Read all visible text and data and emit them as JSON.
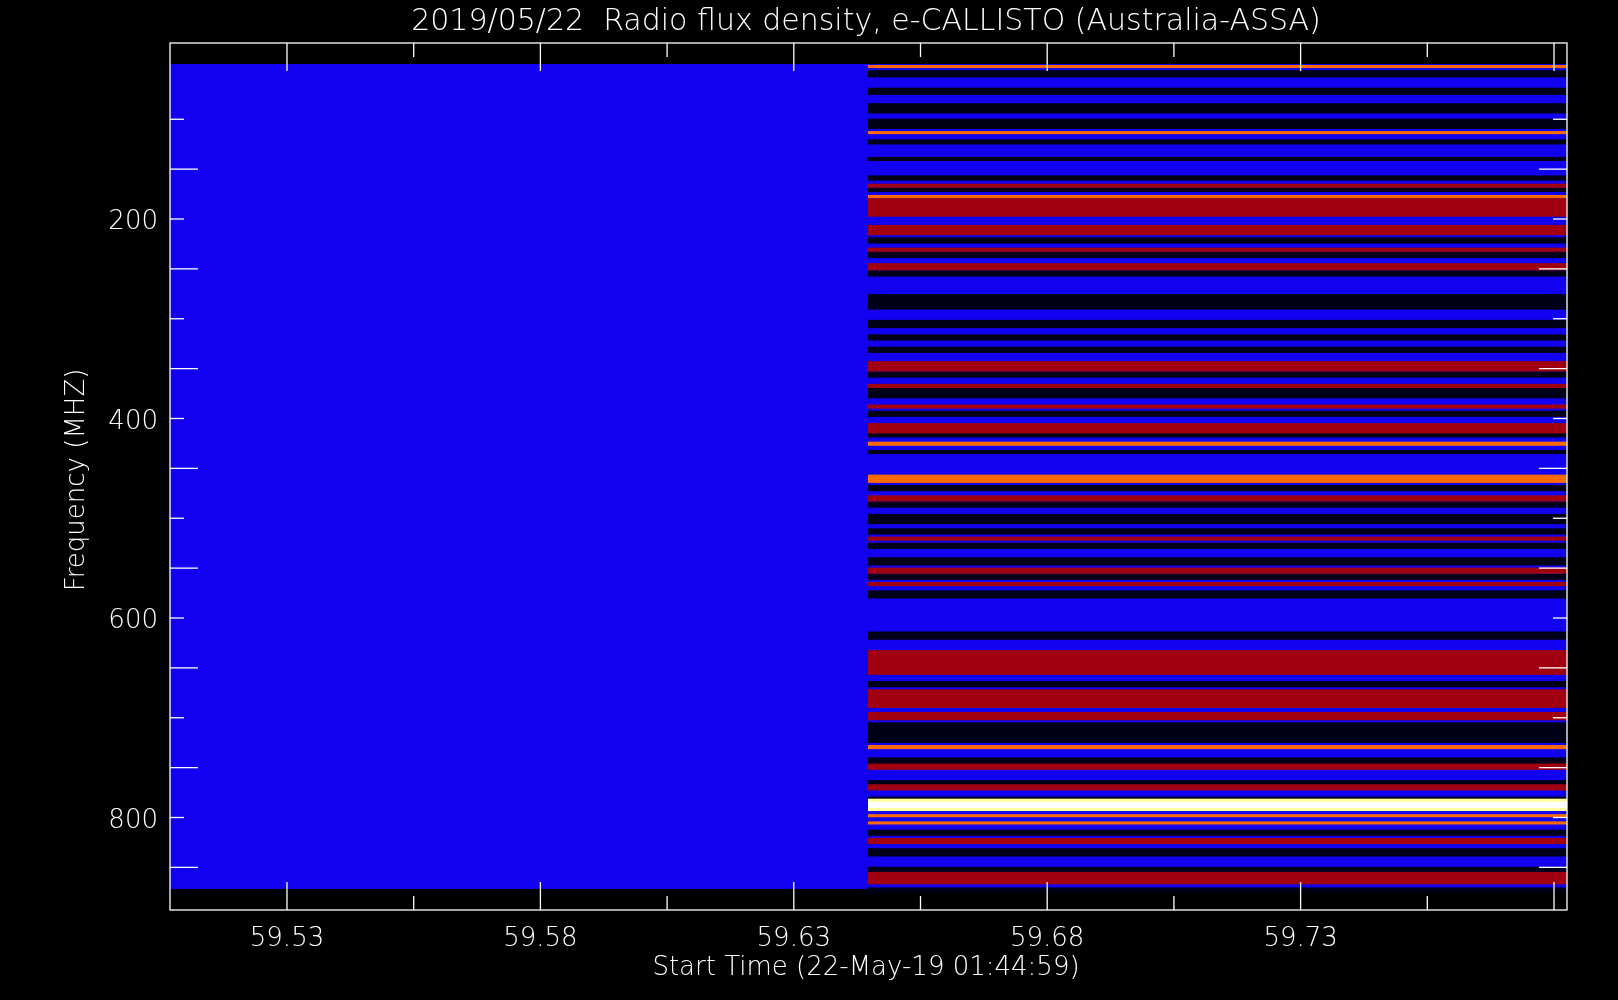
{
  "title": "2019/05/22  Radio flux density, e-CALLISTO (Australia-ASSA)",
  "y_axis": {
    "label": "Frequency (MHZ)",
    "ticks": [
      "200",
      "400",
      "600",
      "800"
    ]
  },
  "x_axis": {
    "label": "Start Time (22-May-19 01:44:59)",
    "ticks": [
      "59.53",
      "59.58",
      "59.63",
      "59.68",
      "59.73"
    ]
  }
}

···

● Given problem: Find the lines above holding the word "label" and show them.

● Written reply:
    "label": "Frequency (MHZ)",
    "label": "Start Time (22-May-19 01:44:59)",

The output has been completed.